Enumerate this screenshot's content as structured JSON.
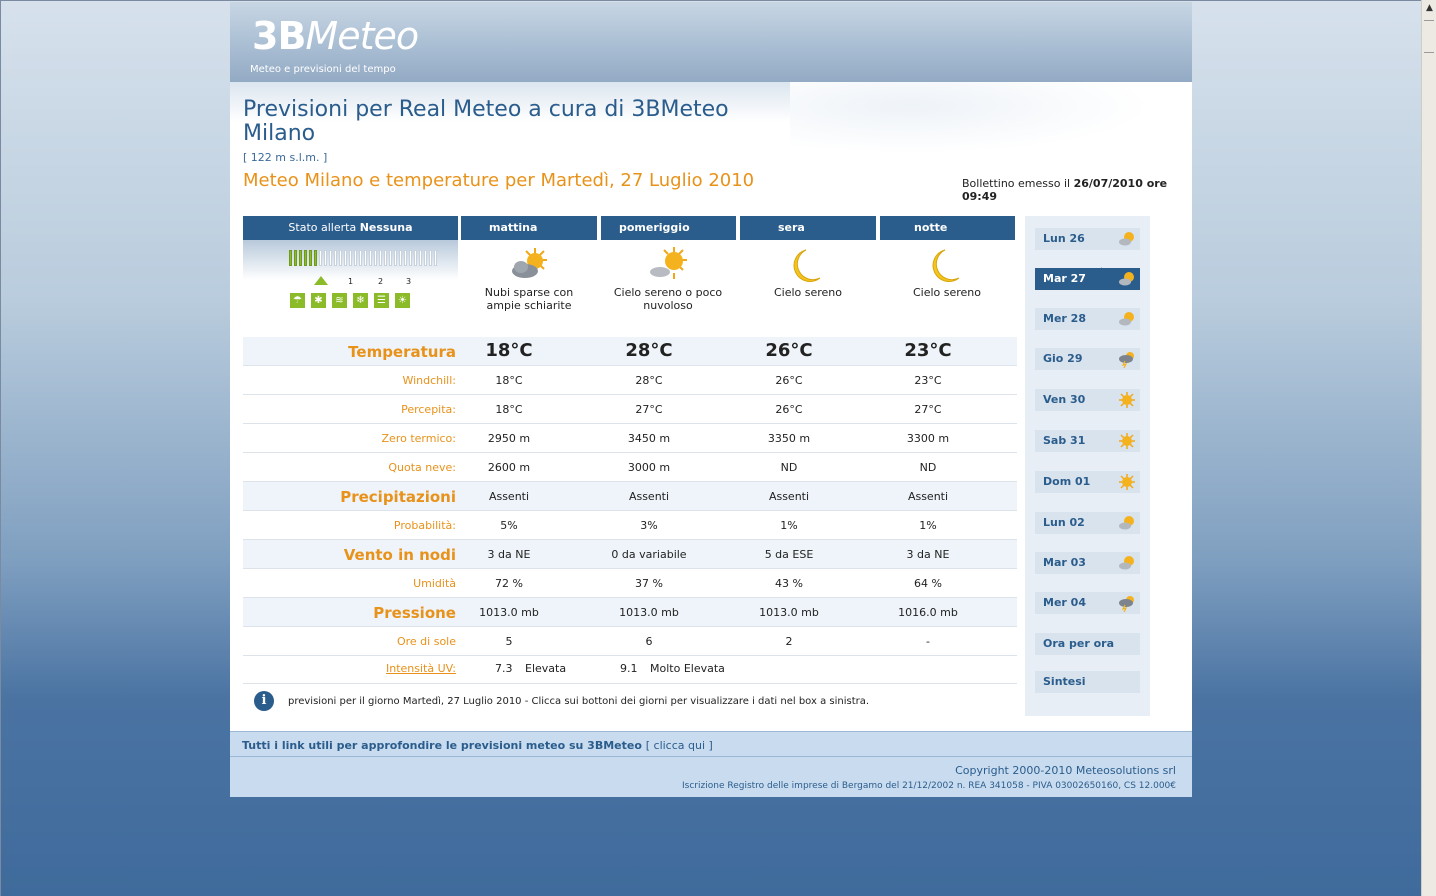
{
  "header": {
    "logo_bold": "3B",
    "logo_rest": "Meteo",
    "tagline": "Meteo e previsioni del tempo"
  },
  "title": {
    "line1": "Previsioni per Real Meteo a cura di 3BMeteo",
    "line2": "Milano",
    "altitude": "[ 122 m s.l.m. ]",
    "subtitle": "Meteo Milano e temperature per Martedì, 27 Luglio 2010",
    "bulletin_prefix": "Bollettino emesso il",
    "bulletin_date": "26/07/2010 ore 09:49"
  },
  "alert": {
    "label": "Stato allerta",
    "value": "Nessuna",
    "scale": [
      "1",
      "2",
      "3"
    ],
    "icons": [
      "rain-icon",
      "sun-icon",
      "wind-icon",
      "snow-icon",
      "fog-icon",
      "heat-icon"
    ],
    "accent_color": "#8cbb2a"
  },
  "periods": [
    {
      "name": "mattina",
      "desc_line1": "Nubi sparse con",
      "desc_line2": "ampie schiarite",
      "icon": "sun-cloud-icon"
    },
    {
      "name": "pomeriggio",
      "desc_line1": "Cielo sereno o poco",
      "desc_line2": "nuvoloso",
      "icon": "sun-cloud-icon"
    },
    {
      "name": "sera",
      "desc_line1": "Cielo sereno",
      "desc_line2": "",
      "icon": "moon-icon"
    },
    {
      "name": "notte",
      "desc_line1": "Cielo sereno",
      "desc_line2": "",
      "icon": "moon-icon"
    }
  ],
  "rows": [
    {
      "label": "Temperatura",
      "big": true,
      "alt": true,
      "values": [
        "18°C",
        "28°C",
        "26°C",
        "23°C"
      ]
    },
    {
      "label": "Windchill:",
      "big": false,
      "alt": false,
      "values": [
        "18°C",
        "28°C",
        "26°C",
        "23°C"
      ]
    },
    {
      "label": "Percepita:",
      "big": false,
      "alt": false,
      "values": [
        "18°C",
        "27°C",
        "26°C",
        "27°C"
      ]
    },
    {
      "label": "Zero termico:",
      "big": false,
      "alt": false,
      "values": [
        "2950 m",
        "3450 m",
        "3350 m",
        "3300 m"
      ]
    },
    {
      "label": "Quota neve:",
      "big": false,
      "alt": false,
      "values": [
        "2600 m",
        "3000 m",
        "ND",
        "ND"
      ]
    },
    {
      "label": "Precipitazioni",
      "big": true,
      "alt": true,
      "values": [
        "Assenti",
        "Assenti",
        "Assenti",
        "Assenti"
      ]
    },
    {
      "label": "Probabilità:",
      "big": false,
      "alt": false,
      "values": [
        "5%",
        "3%",
        "1%",
        "1%"
      ]
    },
    {
      "label": "Vento in nodi",
      "big": true,
      "alt": true,
      "values": [
        "3 da NE",
        "0 da variabile",
        "5 da ESE",
        "3 da NE"
      ]
    },
    {
      "label": "Umidità",
      "big": false,
      "alt": false,
      "values": [
        "72 %",
        "37 %",
        "43 %",
        "64 %"
      ]
    },
    {
      "label": "Pressione",
      "big": true,
      "alt": true,
      "values": [
        "1013.0 mb",
        "1013.0 mb",
        "1013.0 mb",
        "1016.0 mb"
      ]
    },
    {
      "label": "Ore di sole",
      "big": false,
      "alt": false,
      "values": [
        "5",
        "6",
        "2",
        "-"
      ]
    }
  ],
  "uv": {
    "label": "Intensità UV:",
    "entries": [
      {
        "value": "7.3",
        "level": "Elevata"
      },
      {
        "value": "9.1",
        "level": "Molto Elevata"
      }
    ]
  },
  "info_text": "previsioni per il giorno Martedì, 27 Luglio 2010 - Clicca sui bottoni dei giorni per visualizzare i dati nel box a sinistra.",
  "days": [
    {
      "label": "Lun 26",
      "icon": "sun-cloud-icon"
    },
    {
      "label": "Mar 27",
      "icon": "sun-cloud-icon",
      "active": true
    },
    {
      "label": "Mer 28",
      "icon": "sun-cloud-icon"
    },
    {
      "label": "Gio 29",
      "icon": "thunder-icon"
    },
    {
      "label": "Ven 30",
      "icon": "sun-icon"
    },
    {
      "label": "Sab 31",
      "icon": "sun-icon"
    },
    {
      "label": "Dom 01",
      "icon": "sun-icon"
    },
    {
      "label": "Lun 02",
      "icon": "sun-cloud-icon"
    },
    {
      "label": "Mar 03",
      "icon": "sun-cloud-icon"
    },
    {
      "label": "Mer 04",
      "icon": "thunder-icon"
    }
  ],
  "day_links": {
    "hourly": "Ora per ora",
    "summary": "Sintesi"
  },
  "links_bar": {
    "text": "Tutti i link utili per approfondire le previsioni meteo su 3BMeteo",
    "click": "[ clicca qui ]"
  },
  "footer": {
    "copyright": "Copyright 2000-2010 Meteosolutions srl",
    "registry": "Iscrizione Registro delle imprese di Bergamo del 21/12/2002 n. REA 341058 - PIVA 03002650160, CS 12.000€"
  },
  "colors": {
    "brand": "#2a5c8c",
    "accent": "#e8921a"
  }
}
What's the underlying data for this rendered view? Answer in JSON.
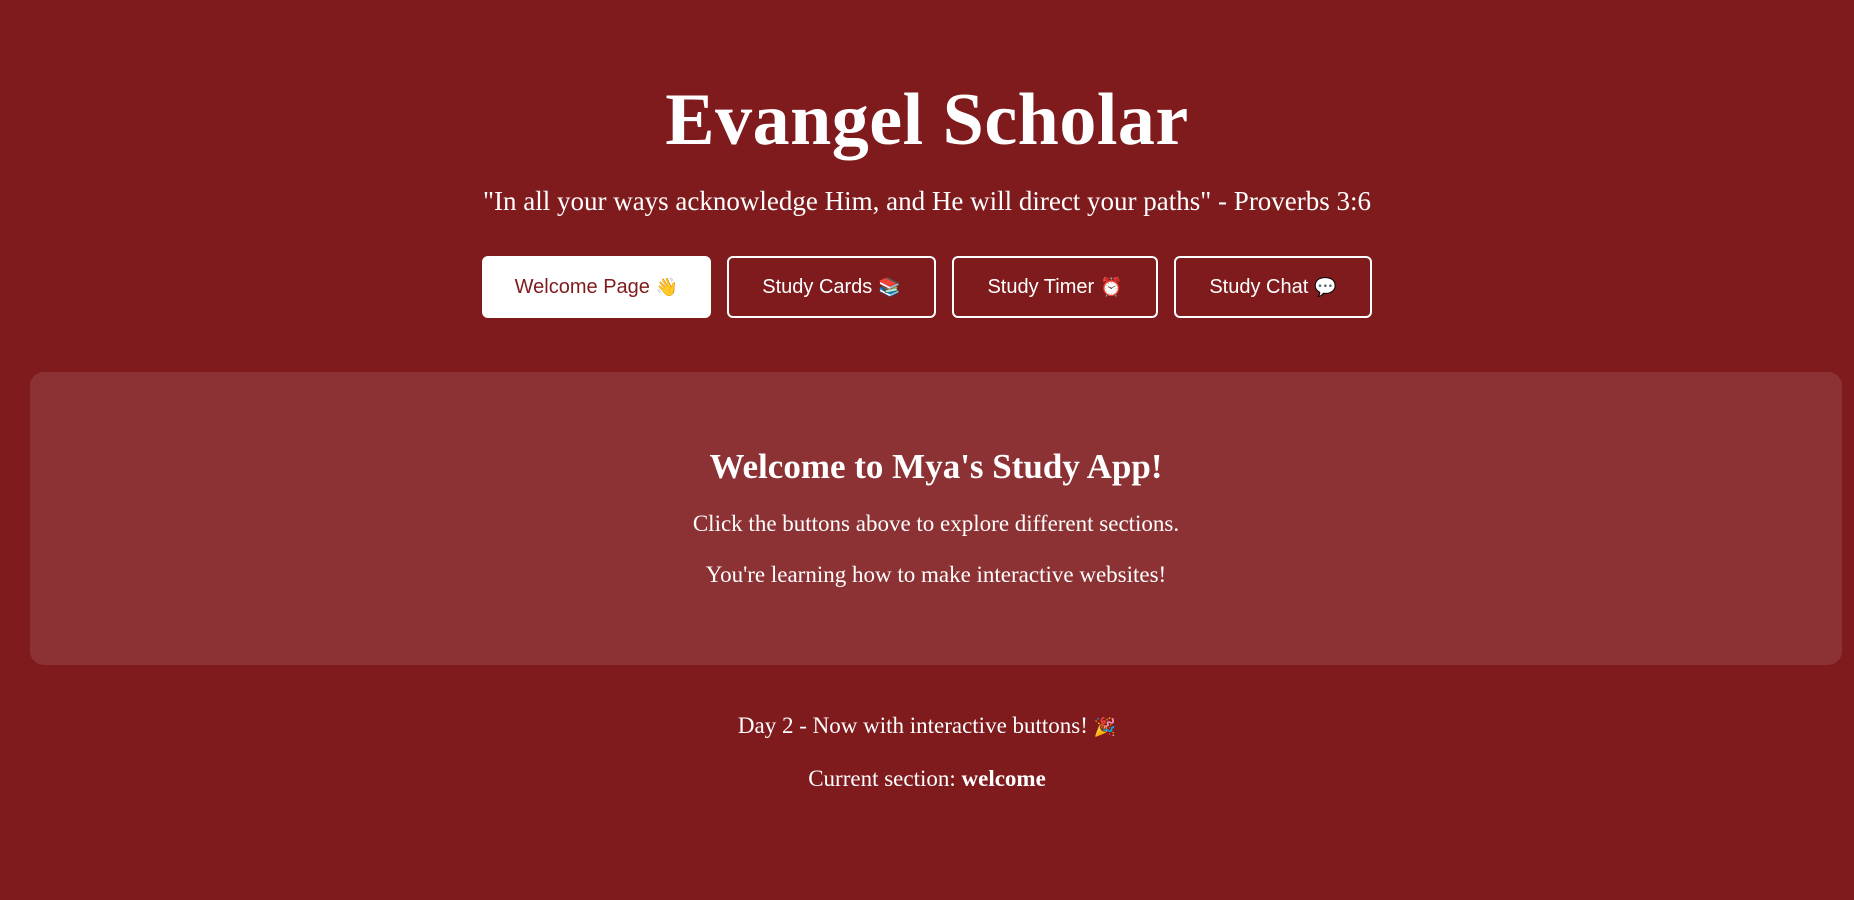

::::

*EXERCISE OBJECTIVE:*
Each entry above is to be written out again unchanged, apart from the pictures, which are left out.

*FULL OUTPUT:*
Enumerate this screenshot's content as structured JSON.
{
  "header": {
    "logo_bold": "3B",
    "logo_rest": "Meteo",
    "tagline": "Meteo e previsioni del tempo"
  },
  "title": {
    "line1": "Previsioni per Real Meteo a cura di 3BMeteo",
    "line2": "Milano",
    "altitude": "[ 122 m s.l.m. ]",
    "subtitle": "Meteo Milano e temperature per Martedì, 27 Luglio 2010",
    "bulletin_prefix": "Bollettino emesso il",
    "bulletin_date": "26/07/2010 ore 09:49"
  },
  "alert": {
    "label": "Stato allerta",
    "value": "Nessuna",
    "scale": [
      "1",
      "2",
      "3"
    ],
    "icons": [
      "rain-icon",
      "sun-icon",
      "wind-icon",
      "snow-icon",
      "fog-icon",
      "heat-icon"
    ],
    "accent_color": "#8cbb2a"
  },
  "periods": [
    {
      "name": "mattina",
      "desc_line1": "Nubi sparse con",
      "desc_line2": "ampie schiarite",
      "icon": "sun-cloud-icon"
    },
    {
      "name": "pomeriggio",
      "desc_line1": "Cielo sereno o poco",
      "desc_line2": "nuvoloso",
      "icon": "sun-cloud-icon"
    },
    {
      "name": "sera",
      "desc_line1": "Cielo sereno",
      "desc_line2": "",
      "icon": "moon-icon"
    },
    {
      "name": "notte",
      "desc_line1": "Cielo sereno",
      "desc_line2": "",
      "icon": "moon-icon"
    }
  ],
  "rows": [
    {
      "label": "Temperatura",
      "big": true,
      "alt": true,
      "values": [
        "18°C",
        "28°C",
        "26°C",
        "23°C"
      ]
    },
    {
      "label": "Windchill:",
      "big": false,
      "alt": false,
      "values": [
        "18°C",
        "28°C",
        "26°C",
        "23°C"
      ]
    },
    {
      "label": "Percepita:",
      "big": false,
      "alt": false,
      "values": [
        "18°C",
        "27°C",
        "26°C",
        "27°C"
      ]
    },
    {
      "label": "Zero termico:",
      "big": false,
      "alt": false,
      "values": [
        "2950 m",
        "3450 m",
        "3350 m",
        "3300 m"
      ]
    },
    {
      "label": "Quota neve:",
      "big": false,
      "alt": false,
      "values": [
        "2600 m",
        "3000 m",
        "ND",
        "ND"
      ]
    },
    {
      "label": "Precipitazioni",
      "big": true,
      "alt": true,
      "values": [
        "Assenti",
        "Assenti",
        "Assenti",
        "Assenti"
      ]
    },
    {
      "label": "Probabilità:",
      "big": false,
      "alt": false,
      "values": [
        "5%",
        "3%",
        "1%",
        "1%"
      ]
    },
    {
      "label": "Vento in nodi",
      "big": true,
      "alt": true,
      "values": [
        "3 da NE",
        "0 da variabile",
        "5 da ESE",
        "3 da NE"
      ]
    },
    {
      "label": "Umidità",
      "big": false,
      "alt": false,
      "values": [
        "72 %",
        "37 %",
        "43 %",
        "64 %"
      ]
    },
    {
      "label": "Pressione",
      "big": true,
      "alt": true,
      "values": [
        "1013.0 mb",
        "1013.0 mb",
        "1013.0 mb",
        "1016.0 mb"
      ]
    },
    {
      "label": "Ore di sole",
      "big": false,
      "alt": false,
      "values": [
        "5",
        "6",
        "2",
        "-"
      ]
    }
  ],
  "uv": {
    "label": "Intensità UV:",
    "entries": [
      {
        "value": "7.3",
        "level": "Elevata"
      },
      {
        "value": "9.1",
        "level": "Molto Elevata"
      }
    ]
  },
  "info_text": "previsioni per il giorno Martedì, 27 Luglio 2010 - Clicca sui bottoni dei giorni per visualizzare i dati nel box a sinistra.",
  "days": [
    {
      "label": "Lun 26",
      "icon": "sun-cloud-icon"
    },
    {
      "label": "Mar 27",
      "icon": "sun-cloud-icon",
      "active": true
    },
    {
      "label": "Mer 28",
      "icon": "sun-cloud-icon"
    },
    {
      "label": "Gio 29",
      "icon": "thunder-icon"
    },
    {
      "label": "Ven 30",
      "icon": "sun-icon"
    },
    {
      "label": "Sab 31",
      "icon": "sun-icon"
    },
    {
      "label": "Dom 01",
      "icon": "sun-icon"
    },
    {
      "label": "Lun 02",
      "icon": "sun-cloud-icon"
    },
    {
      "label": "Mar 03",
      "icon": "sun-cloud-icon"
    },
    {
      "label": "Mer 04",
      "icon": "thunder-icon"
    }
  ],
  "day_links": {
    "hourly": "Ora per ora",
    "summary": "Sintesi"
  },
  "links_bar": {
    "text": "Tutti i link utili per approfondire le previsioni meteo su 3BMeteo",
    "click": "[ clicca qui ]"
  },
  "footer": {
    "copyright": "Copyright 2000-2010 Meteosolutions srl",
    "registry": "Iscrizione Registro delle imprese di Bergamo del 21/12/2002 n. REA 341058 - PIVA 03002650160, CS 12.000€"
  },
  "colors": {
    "brand": "#2a5c8c",
    "accent": "#e8921a"
  }
}
What's the underlying data for this rendered view? Answer in JSON.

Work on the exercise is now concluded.